WHAT THE TASK REQUIRES —
Find the lines with "note" in them and copy them out.

DATA EXCERPTS —
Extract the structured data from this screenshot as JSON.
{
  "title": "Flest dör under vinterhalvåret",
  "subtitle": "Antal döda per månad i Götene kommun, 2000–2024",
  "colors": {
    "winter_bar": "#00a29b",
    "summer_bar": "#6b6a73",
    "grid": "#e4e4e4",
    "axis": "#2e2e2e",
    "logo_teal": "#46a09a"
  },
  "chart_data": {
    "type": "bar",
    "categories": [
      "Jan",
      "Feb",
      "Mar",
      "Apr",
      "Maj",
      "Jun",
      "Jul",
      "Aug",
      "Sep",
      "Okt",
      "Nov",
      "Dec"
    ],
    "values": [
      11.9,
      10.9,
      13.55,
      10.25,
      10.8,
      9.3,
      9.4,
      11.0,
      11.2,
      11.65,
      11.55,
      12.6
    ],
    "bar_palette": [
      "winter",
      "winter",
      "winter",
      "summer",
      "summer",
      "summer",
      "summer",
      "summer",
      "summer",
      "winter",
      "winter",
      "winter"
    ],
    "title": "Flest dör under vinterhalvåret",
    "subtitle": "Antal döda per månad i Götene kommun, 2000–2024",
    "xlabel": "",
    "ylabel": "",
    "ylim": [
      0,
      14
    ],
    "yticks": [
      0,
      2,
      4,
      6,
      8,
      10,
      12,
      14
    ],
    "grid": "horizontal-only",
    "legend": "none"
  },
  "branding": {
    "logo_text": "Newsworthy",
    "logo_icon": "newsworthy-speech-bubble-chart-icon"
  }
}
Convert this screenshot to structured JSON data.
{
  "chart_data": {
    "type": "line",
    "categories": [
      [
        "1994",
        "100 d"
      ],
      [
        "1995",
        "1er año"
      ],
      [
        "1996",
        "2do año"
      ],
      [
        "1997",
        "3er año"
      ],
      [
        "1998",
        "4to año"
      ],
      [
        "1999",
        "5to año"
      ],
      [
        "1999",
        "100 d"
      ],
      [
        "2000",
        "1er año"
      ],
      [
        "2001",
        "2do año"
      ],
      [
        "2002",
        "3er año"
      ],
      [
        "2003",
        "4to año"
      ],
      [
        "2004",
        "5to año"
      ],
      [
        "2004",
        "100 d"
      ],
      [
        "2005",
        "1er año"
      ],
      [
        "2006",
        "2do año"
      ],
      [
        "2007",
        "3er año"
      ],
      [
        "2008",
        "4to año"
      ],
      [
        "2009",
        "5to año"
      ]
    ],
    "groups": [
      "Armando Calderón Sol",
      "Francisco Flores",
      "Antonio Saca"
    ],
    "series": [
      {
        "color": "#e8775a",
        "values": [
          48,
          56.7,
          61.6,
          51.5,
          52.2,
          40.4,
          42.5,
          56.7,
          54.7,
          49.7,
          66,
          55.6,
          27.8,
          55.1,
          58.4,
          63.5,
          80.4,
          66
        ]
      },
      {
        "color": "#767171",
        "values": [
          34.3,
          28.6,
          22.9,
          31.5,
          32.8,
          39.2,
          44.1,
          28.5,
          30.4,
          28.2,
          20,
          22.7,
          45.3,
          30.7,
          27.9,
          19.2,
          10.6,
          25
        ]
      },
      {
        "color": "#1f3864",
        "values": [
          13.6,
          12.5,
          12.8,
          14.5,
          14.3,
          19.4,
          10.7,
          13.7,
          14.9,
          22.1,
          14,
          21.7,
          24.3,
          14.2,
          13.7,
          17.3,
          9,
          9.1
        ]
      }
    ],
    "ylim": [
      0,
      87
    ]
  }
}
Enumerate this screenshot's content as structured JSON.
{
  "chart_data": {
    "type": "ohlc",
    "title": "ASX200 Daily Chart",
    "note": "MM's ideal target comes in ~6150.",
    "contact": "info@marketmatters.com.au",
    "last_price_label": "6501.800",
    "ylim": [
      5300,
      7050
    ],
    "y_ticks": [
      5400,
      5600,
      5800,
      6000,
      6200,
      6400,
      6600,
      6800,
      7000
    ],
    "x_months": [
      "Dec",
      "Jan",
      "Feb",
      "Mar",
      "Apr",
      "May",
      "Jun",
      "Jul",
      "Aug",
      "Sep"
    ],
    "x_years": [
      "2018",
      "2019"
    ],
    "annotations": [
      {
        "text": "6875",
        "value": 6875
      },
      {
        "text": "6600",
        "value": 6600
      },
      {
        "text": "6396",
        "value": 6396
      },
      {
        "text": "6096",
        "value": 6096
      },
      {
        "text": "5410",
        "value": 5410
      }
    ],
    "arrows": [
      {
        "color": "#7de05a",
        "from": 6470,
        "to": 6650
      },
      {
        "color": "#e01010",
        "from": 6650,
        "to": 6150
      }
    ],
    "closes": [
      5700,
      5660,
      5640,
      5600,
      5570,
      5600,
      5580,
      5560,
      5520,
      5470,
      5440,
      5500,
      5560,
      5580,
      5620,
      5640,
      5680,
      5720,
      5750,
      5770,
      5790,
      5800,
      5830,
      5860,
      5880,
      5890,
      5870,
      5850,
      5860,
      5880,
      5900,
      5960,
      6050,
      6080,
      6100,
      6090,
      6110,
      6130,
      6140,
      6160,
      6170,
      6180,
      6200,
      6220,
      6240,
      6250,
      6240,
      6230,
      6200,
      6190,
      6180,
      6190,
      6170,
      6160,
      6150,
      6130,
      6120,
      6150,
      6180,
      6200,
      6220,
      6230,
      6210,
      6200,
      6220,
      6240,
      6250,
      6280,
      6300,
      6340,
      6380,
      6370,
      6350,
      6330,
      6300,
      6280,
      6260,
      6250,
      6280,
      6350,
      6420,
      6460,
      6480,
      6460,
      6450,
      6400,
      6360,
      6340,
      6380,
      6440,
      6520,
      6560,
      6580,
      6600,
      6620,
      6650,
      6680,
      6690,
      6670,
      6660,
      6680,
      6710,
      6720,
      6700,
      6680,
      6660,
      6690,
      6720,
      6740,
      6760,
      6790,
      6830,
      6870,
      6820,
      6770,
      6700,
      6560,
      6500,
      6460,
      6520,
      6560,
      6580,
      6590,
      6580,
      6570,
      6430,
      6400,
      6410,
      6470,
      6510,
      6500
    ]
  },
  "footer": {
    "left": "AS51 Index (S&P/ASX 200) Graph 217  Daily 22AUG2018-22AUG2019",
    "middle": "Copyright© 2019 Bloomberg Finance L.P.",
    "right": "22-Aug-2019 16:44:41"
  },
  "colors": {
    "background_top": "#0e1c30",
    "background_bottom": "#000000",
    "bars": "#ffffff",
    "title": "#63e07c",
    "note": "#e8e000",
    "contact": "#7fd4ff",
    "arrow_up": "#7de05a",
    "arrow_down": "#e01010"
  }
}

WRITTEN RESPONSE —
    "note": "MM's ideal target comes in ~6150.",
    "note": "#e8e000",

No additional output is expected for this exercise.